SUPPLIED MATERIAL -
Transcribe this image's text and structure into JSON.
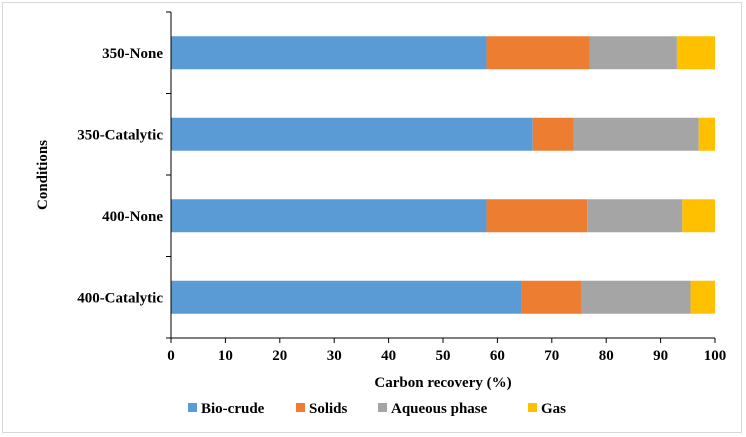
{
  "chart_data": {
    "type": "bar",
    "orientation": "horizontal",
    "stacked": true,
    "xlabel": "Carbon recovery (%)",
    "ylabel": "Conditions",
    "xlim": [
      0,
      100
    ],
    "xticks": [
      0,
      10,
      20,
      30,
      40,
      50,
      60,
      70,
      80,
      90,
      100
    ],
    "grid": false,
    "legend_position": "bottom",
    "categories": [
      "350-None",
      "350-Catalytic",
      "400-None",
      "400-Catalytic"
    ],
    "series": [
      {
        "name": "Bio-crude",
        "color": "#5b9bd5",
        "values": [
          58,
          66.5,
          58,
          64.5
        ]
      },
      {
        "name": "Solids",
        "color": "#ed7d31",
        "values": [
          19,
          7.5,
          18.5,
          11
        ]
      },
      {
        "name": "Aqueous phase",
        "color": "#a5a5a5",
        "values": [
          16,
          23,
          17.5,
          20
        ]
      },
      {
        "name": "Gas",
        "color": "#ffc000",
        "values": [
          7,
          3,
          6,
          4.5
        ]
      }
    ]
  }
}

==

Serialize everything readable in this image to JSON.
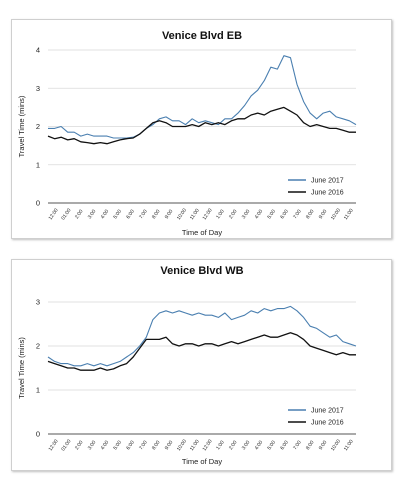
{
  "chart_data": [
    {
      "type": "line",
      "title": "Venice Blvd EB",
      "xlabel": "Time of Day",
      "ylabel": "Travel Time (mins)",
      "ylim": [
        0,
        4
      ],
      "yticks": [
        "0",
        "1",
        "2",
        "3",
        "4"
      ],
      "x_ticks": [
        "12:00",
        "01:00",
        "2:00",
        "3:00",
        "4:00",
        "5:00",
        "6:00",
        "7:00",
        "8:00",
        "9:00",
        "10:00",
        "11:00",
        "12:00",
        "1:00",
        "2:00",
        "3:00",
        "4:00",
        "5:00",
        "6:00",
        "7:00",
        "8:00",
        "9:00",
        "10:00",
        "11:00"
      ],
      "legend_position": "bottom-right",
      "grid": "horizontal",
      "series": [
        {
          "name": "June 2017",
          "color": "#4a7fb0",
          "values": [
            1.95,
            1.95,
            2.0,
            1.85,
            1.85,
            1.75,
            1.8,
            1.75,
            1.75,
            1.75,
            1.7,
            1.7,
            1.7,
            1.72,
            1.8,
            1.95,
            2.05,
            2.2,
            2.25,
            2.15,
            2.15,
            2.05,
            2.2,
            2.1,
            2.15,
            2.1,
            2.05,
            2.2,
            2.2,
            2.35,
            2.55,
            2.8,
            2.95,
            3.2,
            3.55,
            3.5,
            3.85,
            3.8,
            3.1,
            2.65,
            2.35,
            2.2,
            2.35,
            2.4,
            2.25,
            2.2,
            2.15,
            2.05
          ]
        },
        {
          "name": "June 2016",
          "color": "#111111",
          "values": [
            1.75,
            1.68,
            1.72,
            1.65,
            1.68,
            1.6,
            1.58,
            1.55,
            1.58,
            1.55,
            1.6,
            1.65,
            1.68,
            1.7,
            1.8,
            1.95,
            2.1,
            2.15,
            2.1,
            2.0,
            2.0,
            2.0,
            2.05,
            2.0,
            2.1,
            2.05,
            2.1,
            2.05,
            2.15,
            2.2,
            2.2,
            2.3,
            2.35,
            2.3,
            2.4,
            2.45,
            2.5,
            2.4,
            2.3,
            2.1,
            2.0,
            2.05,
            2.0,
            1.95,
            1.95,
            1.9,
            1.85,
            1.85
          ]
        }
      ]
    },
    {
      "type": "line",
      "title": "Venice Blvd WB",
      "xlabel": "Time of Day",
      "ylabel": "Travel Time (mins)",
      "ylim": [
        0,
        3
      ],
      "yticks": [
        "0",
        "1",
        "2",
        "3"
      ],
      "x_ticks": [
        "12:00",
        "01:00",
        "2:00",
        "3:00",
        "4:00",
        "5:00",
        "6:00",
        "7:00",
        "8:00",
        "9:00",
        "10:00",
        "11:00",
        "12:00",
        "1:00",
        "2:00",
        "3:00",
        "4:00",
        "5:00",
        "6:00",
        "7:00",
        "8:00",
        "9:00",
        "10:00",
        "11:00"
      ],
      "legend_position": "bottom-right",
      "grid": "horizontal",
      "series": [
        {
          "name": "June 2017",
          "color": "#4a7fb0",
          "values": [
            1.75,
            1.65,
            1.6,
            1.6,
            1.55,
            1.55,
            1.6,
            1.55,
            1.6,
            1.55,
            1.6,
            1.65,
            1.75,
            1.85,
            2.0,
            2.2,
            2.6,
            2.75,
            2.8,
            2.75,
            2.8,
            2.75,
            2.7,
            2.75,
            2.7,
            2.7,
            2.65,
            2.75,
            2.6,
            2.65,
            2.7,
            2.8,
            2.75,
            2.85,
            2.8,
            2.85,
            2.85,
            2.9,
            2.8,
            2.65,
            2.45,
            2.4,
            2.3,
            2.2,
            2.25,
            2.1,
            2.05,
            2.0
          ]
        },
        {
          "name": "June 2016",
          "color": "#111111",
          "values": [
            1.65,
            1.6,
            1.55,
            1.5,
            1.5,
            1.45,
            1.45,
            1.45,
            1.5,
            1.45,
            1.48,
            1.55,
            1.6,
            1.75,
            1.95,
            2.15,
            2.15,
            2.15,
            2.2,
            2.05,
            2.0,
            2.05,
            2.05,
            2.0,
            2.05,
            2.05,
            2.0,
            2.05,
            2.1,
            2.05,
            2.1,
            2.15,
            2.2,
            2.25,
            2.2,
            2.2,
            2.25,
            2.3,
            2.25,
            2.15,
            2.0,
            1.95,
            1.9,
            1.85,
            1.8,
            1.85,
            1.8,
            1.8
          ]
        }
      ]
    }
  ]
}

---

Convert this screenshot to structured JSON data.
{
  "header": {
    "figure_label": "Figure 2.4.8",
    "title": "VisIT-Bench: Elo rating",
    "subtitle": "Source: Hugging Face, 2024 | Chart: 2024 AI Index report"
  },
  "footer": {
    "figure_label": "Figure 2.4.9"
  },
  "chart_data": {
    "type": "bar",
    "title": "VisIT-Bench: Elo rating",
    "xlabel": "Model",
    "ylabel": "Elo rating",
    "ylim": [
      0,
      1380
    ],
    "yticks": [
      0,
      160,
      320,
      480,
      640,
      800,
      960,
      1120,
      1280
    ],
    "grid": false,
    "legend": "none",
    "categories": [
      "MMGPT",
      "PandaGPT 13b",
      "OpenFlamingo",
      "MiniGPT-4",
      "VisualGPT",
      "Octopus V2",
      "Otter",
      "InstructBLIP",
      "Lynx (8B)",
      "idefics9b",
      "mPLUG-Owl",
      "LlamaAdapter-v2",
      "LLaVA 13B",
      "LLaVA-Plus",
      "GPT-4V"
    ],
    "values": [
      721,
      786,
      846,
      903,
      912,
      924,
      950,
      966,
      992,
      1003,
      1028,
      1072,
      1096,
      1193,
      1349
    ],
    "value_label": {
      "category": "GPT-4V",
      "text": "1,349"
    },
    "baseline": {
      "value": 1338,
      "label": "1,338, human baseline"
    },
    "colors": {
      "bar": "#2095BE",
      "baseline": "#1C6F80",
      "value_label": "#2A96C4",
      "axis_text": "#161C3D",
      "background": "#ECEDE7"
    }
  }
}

WHAT TO PRODUCE -
Which lines include "image"? Copy each of them out.

PROBLEM SOLUTION -
Transcribe this image's text and structure into JSON.
Serialize everything readable in this image to JSON.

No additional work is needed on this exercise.